Provided records >>
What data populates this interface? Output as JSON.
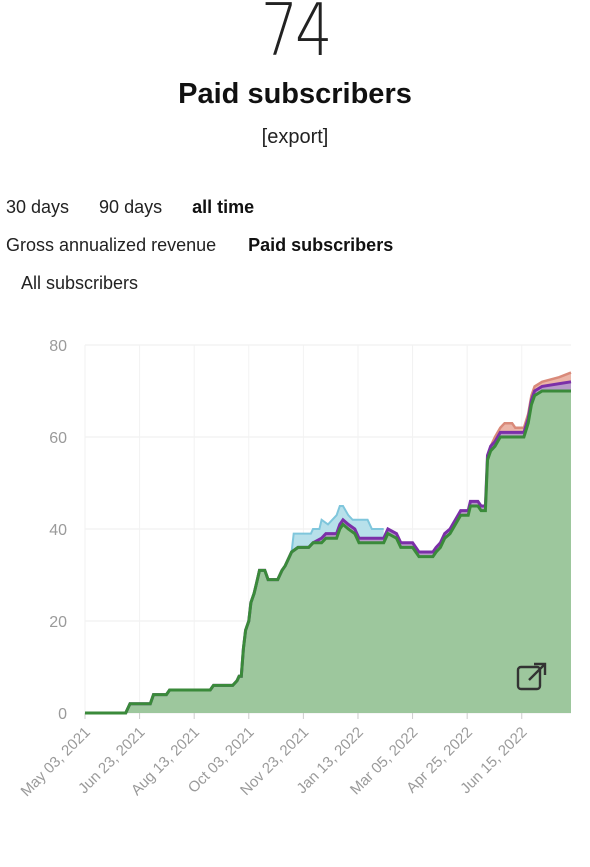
{
  "header": {
    "count": "74",
    "title": "Paid subscribers",
    "export_label": "[export]"
  },
  "ranges": [
    {
      "label": "30 days",
      "active": false
    },
    {
      "label": "90 days",
      "active": false
    },
    {
      "label": "all time",
      "active": true
    }
  ],
  "metrics": [
    {
      "label": "Gross annualized revenue",
      "active": false
    },
    {
      "label": "Paid subscribers",
      "active": true
    },
    {
      "label": "All subscribers",
      "active": false
    }
  ],
  "icons": {
    "external_link": "external-link-icon"
  },
  "chart_data": {
    "type": "area",
    "ylim": [
      0,
      80
    ],
    "yticks": [
      0,
      20,
      40,
      60,
      80
    ],
    "xticks": [
      "May 03, 2021",
      "Jun 23, 2021",
      "Aug 13, 2021",
      "Oct 03, 2021",
      "Nov 23, 2021",
      "Jan 13, 2022",
      "Mar 05, 2022",
      "Apr 25, 2022",
      "Jun 15, 2022"
    ],
    "x_range": [
      "2021-05-03",
      "2022-07-31"
    ],
    "colors": {
      "green": "#3a8a3a",
      "green_fill": "#9dc79d",
      "purple": "#7b2fa8",
      "blue": "#7fc6dc",
      "blue_fill": "#b7e0ea",
      "red": "#d98a7a"
    },
    "series": [
      {
        "values": [
          [
            "2021-05-03",
            0
          ],
          [
            "2021-06-10",
            0
          ],
          [
            "2021-06-14",
            2
          ],
          [
            "2021-07-03",
            2
          ],
          [
            "2021-07-06",
            4
          ],
          [
            "2021-07-18",
            4
          ],
          [
            "2021-07-21",
            5
          ],
          [
            "2021-08-28",
            5
          ],
          [
            "2021-08-31",
            6
          ],
          [
            "2021-09-18",
            6
          ],
          [
            "2021-09-22",
            7
          ],
          [
            "2021-09-24",
            8
          ],
          [
            "2021-09-26",
            8
          ],
          [
            "2021-09-28",
            14
          ],
          [
            "2021-09-30",
            18
          ],
          [
            "2021-10-03",
            20
          ],
          [
            "2021-10-05",
            24
          ],
          [
            "2021-10-08",
            26
          ],
          [
            "2021-10-10",
            28
          ],
          [
            "2021-10-13",
            31
          ],
          [
            "2021-10-18",
            31
          ],
          [
            "2021-10-21",
            29
          ],
          [
            "2021-10-30",
            29
          ],
          [
            "2021-11-03",
            31
          ],
          [
            "2021-11-06",
            32
          ],
          [
            "2021-11-12",
            35
          ],
          [
            "2021-11-18",
            36
          ],
          [
            "2021-11-28",
            36
          ],
          [
            "2021-12-02",
            37
          ],
          [
            "2021-12-10",
            37
          ],
          [
            "2021-12-14",
            38
          ],
          [
            "2021-12-24",
            38
          ],
          [
            "2021-12-27",
            40
          ],
          [
            "2021-12-30",
            41
          ],
          [
            "2022-01-04",
            40
          ],
          [
            "2022-01-10",
            39
          ],
          [
            "2022-01-14",
            37
          ],
          [
            "2022-02-06",
            37
          ],
          [
            "2022-02-10",
            39
          ],
          [
            "2022-02-18",
            38
          ],
          [
            "2022-02-22",
            36
          ],
          [
            "2022-03-05",
            36
          ],
          [
            "2022-03-08",
            35
          ],
          [
            "2022-03-11",
            34
          ],
          [
            "2022-03-24",
            34
          ],
          [
            "2022-03-27",
            35
          ],
          [
            "2022-03-31",
            36
          ],
          [
            "2022-04-04",
            38
          ],
          [
            "2022-04-09",
            39
          ],
          [
            "2022-04-14",
            41
          ],
          [
            "2022-04-19",
            43
          ],
          [
            "2022-04-26",
            43
          ],
          [
            "2022-04-28",
            45
          ],
          [
            "2022-05-05",
            45
          ],
          [
            "2022-05-08",
            44
          ],
          [
            "2022-05-12",
            44
          ],
          [
            "2022-05-14",
            55
          ],
          [
            "2022-05-17",
            57
          ],
          [
            "2022-05-21",
            58
          ],
          [
            "2022-05-26",
            60
          ],
          [
            "2022-06-06",
            60
          ],
          [
            "2022-06-09",
            60
          ],
          [
            "2022-06-17",
            60
          ],
          [
            "2022-06-21",
            63
          ],
          [
            "2022-06-24",
            67
          ],
          [
            "2022-06-27",
            69
          ],
          [
            "2022-07-04",
            70
          ],
          [
            "2022-07-31",
            70
          ]
        ]
      },
      {
        "values": [
          [
            "2021-05-03",
            0
          ],
          [
            "2021-06-10",
            0
          ],
          [
            "2021-06-14",
            2
          ],
          [
            "2021-07-03",
            2
          ],
          [
            "2021-07-06",
            4
          ],
          [
            "2021-07-18",
            4
          ],
          [
            "2021-07-21",
            5
          ],
          [
            "2021-08-28",
            5
          ],
          [
            "2021-08-31",
            6
          ],
          [
            "2021-09-18",
            6
          ],
          [
            "2021-09-22",
            7
          ],
          [
            "2021-09-24",
            8
          ],
          [
            "2021-09-26",
            8
          ],
          [
            "2021-09-28",
            14
          ],
          [
            "2021-09-30",
            18
          ],
          [
            "2021-10-03",
            20
          ],
          [
            "2021-10-05",
            24
          ],
          [
            "2021-10-08",
            26
          ],
          [
            "2021-10-10",
            28
          ],
          [
            "2021-10-13",
            31
          ],
          [
            "2021-10-18",
            31
          ],
          [
            "2021-10-21",
            29
          ],
          [
            "2021-10-30",
            29
          ],
          [
            "2021-11-03",
            31
          ],
          [
            "2021-11-06",
            32
          ],
          [
            "2021-11-12",
            35
          ],
          [
            "2021-11-18",
            36
          ],
          [
            "2021-11-28",
            36
          ],
          [
            "2021-12-02",
            37
          ],
          [
            "2021-12-10",
            38
          ],
          [
            "2021-12-14",
            39
          ],
          [
            "2021-12-24",
            39
          ],
          [
            "2021-12-27",
            41
          ],
          [
            "2021-12-30",
            42
          ],
          [
            "2022-01-04",
            41
          ],
          [
            "2022-01-10",
            40
          ],
          [
            "2022-01-14",
            38
          ],
          [
            "2022-02-06",
            38
          ],
          [
            "2022-02-10",
            40
          ],
          [
            "2022-02-18",
            39
          ],
          [
            "2022-02-22",
            37
          ],
          [
            "2022-03-05",
            37
          ],
          [
            "2022-03-08",
            36
          ],
          [
            "2022-03-11",
            35
          ],
          [
            "2022-03-24",
            35
          ],
          [
            "2022-03-27",
            36
          ],
          [
            "2022-03-31",
            37
          ],
          [
            "2022-04-04",
            39
          ],
          [
            "2022-04-09",
            40
          ],
          [
            "2022-04-14",
            42
          ],
          [
            "2022-04-19",
            44
          ],
          [
            "2022-04-26",
            44
          ],
          [
            "2022-04-28",
            46
          ],
          [
            "2022-05-05",
            46
          ],
          [
            "2022-05-08",
            45
          ],
          [
            "2022-05-12",
            45
          ],
          [
            "2022-05-14",
            56
          ],
          [
            "2022-05-17",
            58
          ],
          [
            "2022-05-21",
            59
          ],
          [
            "2022-05-26",
            61
          ],
          [
            "2022-06-06",
            61
          ],
          [
            "2022-06-09",
            61
          ],
          [
            "2022-06-17",
            61
          ],
          [
            "2022-06-21",
            64
          ],
          [
            "2022-06-24",
            68
          ],
          [
            "2022-06-27",
            70
          ],
          [
            "2022-07-04",
            71
          ],
          [
            "2022-07-31",
            72
          ]
        ]
      },
      {
        "values": [
          [
            "2021-11-12",
            35
          ],
          [
            "2021-11-14",
            39
          ],
          [
            "2021-11-30",
            39
          ],
          [
            "2021-12-02",
            40
          ],
          [
            "2021-12-08",
            40
          ],
          [
            "2021-12-10",
            42
          ],
          [
            "2021-12-16",
            41
          ],
          [
            "2021-12-20",
            42
          ],
          [
            "2021-12-24",
            43
          ],
          [
            "2021-12-27",
            45
          ],
          [
            "2021-12-30",
            45
          ],
          [
            "2022-01-04",
            43
          ],
          [
            "2022-01-08",
            42
          ],
          [
            "2022-01-22",
            42
          ],
          [
            "2022-01-26",
            40
          ],
          [
            "2022-02-06",
            40
          ]
        ]
      },
      {
        "values": [
          [
            "2022-05-17",
            58
          ],
          [
            "2022-05-21",
            60
          ],
          [
            "2022-05-26",
            62
          ],
          [
            "2022-05-30",
            63
          ],
          [
            "2022-06-06",
            63
          ],
          [
            "2022-06-09",
            62
          ],
          [
            "2022-06-17",
            62
          ],
          [
            "2022-06-21",
            65
          ],
          [
            "2022-06-24",
            69
          ],
          [
            "2022-06-27",
            71
          ],
          [
            "2022-07-04",
            72
          ],
          [
            "2022-07-20",
            73
          ],
          [
            "2022-07-31",
            74
          ]
        ]
      }
    ]
  }
}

Exercise goal >> Look through the entries above; copy every line holding the string "Paid".

Full answer >>
    "title": "Paid subscribers",
      "label": "Paid subscribers",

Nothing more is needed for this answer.